Stored data
──────────

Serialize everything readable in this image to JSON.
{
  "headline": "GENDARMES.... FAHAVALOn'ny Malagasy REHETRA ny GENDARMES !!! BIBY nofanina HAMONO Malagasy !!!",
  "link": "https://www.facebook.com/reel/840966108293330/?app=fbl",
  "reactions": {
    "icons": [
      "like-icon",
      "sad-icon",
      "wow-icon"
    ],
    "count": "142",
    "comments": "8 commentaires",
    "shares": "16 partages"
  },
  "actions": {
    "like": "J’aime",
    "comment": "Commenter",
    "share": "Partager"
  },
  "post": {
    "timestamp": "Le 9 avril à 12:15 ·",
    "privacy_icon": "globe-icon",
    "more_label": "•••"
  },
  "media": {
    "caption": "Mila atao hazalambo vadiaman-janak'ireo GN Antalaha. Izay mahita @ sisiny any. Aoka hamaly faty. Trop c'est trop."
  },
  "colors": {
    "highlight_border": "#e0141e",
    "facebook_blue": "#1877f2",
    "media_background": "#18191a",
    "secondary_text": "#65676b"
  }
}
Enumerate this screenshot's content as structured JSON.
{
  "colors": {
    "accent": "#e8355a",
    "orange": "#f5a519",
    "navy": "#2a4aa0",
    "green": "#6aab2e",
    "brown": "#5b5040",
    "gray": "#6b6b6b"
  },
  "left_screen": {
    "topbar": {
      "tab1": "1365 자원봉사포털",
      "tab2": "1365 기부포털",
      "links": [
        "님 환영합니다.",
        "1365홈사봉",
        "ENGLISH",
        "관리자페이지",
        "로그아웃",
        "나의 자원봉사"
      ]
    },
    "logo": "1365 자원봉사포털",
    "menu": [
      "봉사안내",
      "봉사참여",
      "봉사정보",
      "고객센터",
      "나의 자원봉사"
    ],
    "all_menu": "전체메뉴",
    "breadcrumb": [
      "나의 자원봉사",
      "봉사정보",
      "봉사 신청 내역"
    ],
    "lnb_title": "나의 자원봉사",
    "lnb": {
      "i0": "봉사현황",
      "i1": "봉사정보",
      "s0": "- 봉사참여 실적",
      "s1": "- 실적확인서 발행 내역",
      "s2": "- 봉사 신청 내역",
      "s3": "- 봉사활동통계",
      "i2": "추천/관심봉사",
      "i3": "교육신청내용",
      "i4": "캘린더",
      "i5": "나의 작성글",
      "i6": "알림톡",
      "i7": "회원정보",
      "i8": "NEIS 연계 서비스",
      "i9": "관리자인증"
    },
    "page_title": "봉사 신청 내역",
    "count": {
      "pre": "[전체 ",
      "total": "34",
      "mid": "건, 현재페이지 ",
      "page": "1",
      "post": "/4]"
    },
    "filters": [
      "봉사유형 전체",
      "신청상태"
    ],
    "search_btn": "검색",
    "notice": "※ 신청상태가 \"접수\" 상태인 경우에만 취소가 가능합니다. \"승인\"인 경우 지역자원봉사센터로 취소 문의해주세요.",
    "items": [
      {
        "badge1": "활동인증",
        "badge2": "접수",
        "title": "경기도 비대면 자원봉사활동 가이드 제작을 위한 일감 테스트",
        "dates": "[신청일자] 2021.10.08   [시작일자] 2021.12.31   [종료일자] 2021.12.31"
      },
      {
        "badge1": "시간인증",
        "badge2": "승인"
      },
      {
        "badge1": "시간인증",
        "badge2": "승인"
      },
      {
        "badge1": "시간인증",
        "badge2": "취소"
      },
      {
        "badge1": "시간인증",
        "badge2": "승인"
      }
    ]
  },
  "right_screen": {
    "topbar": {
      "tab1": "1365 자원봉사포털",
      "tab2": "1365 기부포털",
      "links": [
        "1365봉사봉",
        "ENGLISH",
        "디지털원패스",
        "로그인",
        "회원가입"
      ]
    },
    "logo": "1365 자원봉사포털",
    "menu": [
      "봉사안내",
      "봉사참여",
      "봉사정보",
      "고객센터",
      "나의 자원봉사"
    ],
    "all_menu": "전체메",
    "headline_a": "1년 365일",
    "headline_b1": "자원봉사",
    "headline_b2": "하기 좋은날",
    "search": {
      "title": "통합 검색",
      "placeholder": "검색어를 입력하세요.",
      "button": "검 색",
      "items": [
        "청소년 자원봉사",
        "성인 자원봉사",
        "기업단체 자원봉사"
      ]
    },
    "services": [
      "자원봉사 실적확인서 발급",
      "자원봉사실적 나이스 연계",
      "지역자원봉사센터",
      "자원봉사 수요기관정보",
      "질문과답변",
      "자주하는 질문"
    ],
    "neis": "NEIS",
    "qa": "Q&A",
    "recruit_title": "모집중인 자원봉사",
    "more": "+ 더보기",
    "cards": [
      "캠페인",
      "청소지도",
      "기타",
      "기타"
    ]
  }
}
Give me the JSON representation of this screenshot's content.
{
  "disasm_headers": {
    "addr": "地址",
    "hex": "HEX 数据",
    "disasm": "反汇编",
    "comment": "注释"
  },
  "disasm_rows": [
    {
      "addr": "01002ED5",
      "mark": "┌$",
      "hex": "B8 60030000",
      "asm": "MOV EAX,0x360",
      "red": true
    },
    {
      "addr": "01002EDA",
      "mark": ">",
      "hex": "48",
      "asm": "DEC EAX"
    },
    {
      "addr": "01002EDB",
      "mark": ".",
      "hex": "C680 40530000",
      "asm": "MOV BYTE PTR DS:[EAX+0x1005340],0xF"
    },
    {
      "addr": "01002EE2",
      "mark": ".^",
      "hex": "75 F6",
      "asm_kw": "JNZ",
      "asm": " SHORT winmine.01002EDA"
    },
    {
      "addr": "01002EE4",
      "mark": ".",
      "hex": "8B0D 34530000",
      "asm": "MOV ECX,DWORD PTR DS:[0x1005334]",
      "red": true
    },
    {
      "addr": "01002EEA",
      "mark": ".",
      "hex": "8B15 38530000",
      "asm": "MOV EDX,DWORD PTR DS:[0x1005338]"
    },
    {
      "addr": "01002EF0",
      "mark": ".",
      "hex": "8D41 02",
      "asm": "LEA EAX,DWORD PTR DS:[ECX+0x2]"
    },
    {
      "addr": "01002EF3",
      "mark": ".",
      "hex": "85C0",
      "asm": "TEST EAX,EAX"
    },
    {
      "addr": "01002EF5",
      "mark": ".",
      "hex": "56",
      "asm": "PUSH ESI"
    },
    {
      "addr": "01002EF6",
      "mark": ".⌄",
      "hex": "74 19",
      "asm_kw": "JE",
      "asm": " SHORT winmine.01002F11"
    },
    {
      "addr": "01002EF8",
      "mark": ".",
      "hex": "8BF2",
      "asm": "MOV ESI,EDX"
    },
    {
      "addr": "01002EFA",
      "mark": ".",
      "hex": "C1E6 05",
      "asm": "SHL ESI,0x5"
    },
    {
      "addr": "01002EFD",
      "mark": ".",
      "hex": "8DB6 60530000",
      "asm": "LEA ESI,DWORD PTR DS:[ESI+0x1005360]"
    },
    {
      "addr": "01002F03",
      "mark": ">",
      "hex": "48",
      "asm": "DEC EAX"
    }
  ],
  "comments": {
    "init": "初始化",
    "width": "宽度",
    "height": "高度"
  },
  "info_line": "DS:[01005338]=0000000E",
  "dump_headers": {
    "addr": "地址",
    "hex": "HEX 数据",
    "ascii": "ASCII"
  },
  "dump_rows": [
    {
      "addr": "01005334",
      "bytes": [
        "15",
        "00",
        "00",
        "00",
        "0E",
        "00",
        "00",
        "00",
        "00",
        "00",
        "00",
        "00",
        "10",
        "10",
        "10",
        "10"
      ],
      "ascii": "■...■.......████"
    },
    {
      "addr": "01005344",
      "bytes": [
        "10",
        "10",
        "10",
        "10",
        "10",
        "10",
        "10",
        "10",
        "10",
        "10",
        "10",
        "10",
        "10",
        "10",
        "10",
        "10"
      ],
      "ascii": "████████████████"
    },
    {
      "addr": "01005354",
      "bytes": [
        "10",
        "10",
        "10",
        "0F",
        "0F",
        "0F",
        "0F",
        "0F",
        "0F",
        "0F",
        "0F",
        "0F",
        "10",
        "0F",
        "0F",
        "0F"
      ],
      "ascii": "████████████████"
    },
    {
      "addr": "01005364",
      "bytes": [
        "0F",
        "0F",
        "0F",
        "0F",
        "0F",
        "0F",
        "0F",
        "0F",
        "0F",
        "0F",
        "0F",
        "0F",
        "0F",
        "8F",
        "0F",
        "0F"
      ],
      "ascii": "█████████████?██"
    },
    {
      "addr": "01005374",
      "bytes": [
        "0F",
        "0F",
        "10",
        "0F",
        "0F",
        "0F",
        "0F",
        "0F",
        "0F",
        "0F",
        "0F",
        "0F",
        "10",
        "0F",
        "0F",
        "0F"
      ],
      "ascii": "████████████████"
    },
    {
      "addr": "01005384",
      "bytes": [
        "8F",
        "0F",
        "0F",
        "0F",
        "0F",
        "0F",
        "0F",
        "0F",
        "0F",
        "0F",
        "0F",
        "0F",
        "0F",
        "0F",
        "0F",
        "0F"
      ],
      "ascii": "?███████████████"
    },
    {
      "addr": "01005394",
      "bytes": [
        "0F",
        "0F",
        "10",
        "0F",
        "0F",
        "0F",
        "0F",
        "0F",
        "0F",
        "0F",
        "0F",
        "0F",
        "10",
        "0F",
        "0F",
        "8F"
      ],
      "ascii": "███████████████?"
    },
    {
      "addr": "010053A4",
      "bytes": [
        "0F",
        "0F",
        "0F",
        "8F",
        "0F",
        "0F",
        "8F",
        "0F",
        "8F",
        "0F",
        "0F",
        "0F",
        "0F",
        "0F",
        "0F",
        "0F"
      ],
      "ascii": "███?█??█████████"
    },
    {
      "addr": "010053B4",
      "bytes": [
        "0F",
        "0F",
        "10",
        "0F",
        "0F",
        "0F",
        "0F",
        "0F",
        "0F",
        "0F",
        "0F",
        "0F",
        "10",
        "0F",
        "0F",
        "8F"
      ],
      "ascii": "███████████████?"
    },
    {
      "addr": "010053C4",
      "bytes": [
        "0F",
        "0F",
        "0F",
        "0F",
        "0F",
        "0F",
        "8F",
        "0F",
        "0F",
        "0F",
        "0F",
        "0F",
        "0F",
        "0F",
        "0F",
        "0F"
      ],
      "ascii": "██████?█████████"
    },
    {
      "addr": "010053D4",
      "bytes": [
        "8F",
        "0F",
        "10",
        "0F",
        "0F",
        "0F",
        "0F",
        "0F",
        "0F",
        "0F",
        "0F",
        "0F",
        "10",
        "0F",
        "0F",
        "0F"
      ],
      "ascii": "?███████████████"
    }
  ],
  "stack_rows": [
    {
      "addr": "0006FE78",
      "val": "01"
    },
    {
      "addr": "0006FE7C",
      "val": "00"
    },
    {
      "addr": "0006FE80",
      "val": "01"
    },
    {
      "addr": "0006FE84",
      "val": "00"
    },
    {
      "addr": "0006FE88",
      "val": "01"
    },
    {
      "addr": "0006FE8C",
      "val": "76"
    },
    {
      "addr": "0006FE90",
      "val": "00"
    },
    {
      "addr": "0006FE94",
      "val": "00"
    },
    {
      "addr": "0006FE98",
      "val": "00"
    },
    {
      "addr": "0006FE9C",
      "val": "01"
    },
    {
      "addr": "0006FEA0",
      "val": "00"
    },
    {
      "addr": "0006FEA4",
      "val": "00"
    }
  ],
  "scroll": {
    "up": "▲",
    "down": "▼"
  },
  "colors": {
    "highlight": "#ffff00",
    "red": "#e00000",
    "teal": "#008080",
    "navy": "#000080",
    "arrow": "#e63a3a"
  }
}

──────────

▸ The problem: Indicate how many lines of the material include the word "winmine"; the number alone is required.

▸ Reply: 2